## WHAT NEEDS TO BE DONE
Every line that contains the word "like" should be copied.

## INPUT
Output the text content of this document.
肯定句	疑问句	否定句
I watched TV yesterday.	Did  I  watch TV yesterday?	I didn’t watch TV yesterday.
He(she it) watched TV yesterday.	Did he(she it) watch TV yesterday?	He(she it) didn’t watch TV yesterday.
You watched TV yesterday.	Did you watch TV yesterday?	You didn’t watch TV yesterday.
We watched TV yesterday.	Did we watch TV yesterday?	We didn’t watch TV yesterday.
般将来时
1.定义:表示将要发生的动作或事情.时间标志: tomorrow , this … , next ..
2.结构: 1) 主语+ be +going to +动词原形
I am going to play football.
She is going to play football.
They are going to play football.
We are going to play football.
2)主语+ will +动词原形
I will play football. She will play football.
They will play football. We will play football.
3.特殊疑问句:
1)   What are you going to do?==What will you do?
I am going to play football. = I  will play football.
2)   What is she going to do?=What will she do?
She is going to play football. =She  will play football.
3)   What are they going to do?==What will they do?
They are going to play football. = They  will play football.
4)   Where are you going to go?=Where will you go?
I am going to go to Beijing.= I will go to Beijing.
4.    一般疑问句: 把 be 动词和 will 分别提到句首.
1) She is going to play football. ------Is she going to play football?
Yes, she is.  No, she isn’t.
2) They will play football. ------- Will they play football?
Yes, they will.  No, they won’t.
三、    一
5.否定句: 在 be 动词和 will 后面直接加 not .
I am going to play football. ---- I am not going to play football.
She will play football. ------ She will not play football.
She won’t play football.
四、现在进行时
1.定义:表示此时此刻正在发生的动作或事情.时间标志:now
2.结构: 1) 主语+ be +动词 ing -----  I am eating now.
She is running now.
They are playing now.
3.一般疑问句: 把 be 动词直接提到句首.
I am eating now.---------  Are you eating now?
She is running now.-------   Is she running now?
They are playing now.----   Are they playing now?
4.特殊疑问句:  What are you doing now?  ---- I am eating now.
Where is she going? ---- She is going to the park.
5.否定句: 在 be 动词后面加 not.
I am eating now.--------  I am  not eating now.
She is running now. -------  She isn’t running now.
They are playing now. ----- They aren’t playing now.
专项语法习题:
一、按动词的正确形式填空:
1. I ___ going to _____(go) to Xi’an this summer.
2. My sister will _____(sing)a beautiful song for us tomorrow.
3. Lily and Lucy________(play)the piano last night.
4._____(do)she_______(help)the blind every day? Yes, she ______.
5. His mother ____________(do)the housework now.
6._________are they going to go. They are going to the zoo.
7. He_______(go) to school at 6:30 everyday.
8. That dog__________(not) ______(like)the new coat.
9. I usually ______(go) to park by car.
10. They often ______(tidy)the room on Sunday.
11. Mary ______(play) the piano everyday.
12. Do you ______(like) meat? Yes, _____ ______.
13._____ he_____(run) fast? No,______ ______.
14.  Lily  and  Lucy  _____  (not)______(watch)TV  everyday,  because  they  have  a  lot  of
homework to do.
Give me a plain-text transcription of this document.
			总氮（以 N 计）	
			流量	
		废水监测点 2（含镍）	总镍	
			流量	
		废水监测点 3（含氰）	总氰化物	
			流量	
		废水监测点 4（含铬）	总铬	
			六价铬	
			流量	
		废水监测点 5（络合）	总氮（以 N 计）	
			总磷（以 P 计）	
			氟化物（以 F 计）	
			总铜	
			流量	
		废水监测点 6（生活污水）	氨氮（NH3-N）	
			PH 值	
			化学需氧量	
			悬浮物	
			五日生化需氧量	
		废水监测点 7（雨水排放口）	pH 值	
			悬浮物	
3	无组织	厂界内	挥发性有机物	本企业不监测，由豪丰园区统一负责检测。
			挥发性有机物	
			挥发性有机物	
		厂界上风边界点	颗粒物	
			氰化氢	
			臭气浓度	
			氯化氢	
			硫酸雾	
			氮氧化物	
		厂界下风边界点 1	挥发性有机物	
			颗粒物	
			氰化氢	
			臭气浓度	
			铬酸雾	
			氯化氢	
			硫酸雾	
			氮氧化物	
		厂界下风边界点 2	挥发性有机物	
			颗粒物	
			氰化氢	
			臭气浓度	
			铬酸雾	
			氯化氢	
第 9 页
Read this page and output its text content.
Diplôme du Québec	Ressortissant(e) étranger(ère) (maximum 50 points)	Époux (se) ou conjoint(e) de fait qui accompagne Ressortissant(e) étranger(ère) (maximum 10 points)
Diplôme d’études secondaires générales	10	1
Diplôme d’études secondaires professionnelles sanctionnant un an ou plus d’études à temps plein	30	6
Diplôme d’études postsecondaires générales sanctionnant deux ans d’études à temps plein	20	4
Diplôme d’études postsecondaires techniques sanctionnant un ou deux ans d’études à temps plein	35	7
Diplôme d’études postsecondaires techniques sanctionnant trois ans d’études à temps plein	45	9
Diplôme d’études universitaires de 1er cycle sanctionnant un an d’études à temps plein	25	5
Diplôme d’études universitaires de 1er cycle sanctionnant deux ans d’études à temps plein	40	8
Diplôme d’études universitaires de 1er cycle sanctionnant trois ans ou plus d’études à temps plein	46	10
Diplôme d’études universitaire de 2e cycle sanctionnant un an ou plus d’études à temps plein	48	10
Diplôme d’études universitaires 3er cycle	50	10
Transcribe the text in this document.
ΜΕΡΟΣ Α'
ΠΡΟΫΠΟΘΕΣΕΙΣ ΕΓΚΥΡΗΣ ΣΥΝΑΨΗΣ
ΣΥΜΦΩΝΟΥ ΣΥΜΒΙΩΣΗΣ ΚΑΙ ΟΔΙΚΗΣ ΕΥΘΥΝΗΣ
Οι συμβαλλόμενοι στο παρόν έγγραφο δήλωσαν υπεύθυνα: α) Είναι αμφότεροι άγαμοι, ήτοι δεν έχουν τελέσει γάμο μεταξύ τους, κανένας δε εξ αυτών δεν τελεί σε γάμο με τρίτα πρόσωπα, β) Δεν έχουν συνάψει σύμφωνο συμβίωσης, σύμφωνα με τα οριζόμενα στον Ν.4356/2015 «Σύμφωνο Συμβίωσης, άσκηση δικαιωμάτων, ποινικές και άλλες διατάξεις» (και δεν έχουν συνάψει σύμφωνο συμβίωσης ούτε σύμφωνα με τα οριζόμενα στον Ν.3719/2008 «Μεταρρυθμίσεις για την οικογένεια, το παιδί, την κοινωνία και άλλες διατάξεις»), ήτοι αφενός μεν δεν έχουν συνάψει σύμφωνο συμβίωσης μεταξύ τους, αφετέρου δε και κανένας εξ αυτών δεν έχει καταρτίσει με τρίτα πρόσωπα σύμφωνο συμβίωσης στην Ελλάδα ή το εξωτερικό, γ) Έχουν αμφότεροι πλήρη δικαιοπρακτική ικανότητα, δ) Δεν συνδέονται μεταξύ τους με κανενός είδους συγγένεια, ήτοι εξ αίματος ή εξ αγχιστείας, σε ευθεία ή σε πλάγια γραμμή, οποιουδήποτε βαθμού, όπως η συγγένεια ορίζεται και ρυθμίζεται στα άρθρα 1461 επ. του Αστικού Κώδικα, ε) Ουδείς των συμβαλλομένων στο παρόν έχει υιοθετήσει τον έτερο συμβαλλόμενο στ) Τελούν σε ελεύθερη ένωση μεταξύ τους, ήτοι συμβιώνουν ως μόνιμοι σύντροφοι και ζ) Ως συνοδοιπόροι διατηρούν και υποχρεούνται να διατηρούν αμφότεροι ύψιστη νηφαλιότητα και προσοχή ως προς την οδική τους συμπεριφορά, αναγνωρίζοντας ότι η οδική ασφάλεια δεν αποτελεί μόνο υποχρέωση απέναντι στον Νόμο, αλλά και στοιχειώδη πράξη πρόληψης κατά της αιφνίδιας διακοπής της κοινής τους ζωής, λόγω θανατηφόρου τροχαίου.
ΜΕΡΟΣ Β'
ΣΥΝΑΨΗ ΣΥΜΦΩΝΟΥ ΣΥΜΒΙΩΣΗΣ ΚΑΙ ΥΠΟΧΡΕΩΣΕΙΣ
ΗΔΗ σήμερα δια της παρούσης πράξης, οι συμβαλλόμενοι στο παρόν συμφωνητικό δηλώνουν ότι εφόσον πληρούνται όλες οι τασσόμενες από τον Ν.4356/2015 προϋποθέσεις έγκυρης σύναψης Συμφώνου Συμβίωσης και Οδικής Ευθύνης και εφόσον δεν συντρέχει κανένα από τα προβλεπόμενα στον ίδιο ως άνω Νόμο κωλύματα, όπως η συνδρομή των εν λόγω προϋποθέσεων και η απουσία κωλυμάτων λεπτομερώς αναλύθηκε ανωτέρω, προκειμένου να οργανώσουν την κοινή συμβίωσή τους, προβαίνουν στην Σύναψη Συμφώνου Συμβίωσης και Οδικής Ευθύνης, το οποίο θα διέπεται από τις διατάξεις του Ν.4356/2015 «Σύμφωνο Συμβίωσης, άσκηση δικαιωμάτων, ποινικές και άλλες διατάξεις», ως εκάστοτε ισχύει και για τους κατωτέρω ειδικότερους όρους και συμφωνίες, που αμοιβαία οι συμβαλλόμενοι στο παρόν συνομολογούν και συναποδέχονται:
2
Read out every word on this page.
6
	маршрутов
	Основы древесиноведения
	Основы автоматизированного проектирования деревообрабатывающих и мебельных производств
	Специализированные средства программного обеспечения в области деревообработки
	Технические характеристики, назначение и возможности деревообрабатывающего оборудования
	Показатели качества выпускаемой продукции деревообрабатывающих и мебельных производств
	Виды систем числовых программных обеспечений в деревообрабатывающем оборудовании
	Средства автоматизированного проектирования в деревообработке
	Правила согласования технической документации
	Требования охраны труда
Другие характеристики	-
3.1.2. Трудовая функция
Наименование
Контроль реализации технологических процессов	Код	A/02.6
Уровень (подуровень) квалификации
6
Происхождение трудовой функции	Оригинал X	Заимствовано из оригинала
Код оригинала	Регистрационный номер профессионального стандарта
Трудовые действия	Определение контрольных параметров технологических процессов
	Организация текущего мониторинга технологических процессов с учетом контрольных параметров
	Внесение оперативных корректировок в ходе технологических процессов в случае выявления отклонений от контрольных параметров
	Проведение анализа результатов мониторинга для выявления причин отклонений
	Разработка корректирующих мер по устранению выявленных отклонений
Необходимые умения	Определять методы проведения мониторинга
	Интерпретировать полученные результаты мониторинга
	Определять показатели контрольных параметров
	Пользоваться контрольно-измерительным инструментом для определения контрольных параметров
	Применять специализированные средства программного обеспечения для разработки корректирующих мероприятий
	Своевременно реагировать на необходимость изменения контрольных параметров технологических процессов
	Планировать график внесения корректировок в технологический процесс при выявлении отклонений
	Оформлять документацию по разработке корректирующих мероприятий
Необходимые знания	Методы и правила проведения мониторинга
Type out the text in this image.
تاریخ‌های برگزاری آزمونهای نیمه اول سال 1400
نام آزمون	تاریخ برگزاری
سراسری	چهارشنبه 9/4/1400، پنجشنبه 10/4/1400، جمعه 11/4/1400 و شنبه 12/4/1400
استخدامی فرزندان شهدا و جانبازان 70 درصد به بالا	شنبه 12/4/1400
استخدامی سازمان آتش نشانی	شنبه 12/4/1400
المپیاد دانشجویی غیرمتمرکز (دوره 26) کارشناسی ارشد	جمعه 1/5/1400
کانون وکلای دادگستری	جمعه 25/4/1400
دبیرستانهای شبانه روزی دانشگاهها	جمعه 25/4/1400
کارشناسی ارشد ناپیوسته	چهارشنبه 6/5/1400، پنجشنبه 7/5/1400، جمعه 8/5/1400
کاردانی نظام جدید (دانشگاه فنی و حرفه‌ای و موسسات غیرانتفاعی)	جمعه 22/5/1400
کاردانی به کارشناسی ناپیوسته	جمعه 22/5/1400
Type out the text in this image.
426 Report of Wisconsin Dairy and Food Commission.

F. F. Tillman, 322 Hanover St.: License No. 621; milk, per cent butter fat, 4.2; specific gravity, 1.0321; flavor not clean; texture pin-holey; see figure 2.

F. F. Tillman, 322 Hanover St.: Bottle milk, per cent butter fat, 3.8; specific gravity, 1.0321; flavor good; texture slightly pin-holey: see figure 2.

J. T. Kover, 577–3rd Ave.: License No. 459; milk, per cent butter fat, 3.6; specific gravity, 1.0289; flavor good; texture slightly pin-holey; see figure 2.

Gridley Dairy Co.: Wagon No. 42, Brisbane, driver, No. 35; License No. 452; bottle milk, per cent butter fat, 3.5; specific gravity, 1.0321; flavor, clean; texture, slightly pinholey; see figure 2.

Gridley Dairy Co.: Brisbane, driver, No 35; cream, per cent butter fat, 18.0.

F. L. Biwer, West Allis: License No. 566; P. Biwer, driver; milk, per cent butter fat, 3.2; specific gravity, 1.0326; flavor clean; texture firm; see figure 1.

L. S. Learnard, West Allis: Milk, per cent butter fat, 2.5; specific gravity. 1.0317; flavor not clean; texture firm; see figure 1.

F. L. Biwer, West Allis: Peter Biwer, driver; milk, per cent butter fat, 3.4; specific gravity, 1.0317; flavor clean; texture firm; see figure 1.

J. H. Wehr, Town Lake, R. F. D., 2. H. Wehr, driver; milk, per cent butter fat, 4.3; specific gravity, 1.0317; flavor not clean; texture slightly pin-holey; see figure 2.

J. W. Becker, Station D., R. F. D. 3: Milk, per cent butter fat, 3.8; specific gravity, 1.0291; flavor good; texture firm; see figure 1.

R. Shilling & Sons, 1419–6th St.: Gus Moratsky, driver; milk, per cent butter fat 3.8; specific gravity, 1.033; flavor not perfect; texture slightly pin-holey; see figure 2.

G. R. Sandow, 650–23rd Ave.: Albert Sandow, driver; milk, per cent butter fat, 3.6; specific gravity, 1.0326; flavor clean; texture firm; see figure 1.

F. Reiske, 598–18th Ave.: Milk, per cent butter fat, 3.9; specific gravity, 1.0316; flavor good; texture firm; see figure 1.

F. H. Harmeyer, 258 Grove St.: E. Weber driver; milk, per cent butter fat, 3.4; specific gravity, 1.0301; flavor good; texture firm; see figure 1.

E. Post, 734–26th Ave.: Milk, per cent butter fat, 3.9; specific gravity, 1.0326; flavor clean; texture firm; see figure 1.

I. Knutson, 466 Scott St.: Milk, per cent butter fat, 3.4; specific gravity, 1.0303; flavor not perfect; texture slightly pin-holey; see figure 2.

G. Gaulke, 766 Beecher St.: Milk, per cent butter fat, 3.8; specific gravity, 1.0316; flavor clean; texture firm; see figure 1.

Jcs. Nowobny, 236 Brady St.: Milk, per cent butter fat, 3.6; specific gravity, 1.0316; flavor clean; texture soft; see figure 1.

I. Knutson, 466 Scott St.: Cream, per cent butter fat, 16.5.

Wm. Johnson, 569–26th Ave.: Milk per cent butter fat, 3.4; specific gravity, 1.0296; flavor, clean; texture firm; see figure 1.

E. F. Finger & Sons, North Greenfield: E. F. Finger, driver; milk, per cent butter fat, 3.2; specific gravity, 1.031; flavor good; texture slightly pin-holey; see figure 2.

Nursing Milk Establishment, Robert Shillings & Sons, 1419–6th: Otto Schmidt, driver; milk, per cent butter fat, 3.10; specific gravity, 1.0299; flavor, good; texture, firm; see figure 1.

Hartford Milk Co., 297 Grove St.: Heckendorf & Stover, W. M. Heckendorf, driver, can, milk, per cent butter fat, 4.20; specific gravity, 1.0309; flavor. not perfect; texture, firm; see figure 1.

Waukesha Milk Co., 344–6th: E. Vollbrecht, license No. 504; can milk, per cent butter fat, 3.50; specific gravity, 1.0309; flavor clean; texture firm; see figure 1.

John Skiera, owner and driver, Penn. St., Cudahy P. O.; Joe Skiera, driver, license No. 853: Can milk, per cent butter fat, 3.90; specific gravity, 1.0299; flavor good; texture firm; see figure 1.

## FINAL ANSWER
8. That dog__________(not) ______(like)the new coat.
12. Do you ______(like) meat? Yes, _____ ______.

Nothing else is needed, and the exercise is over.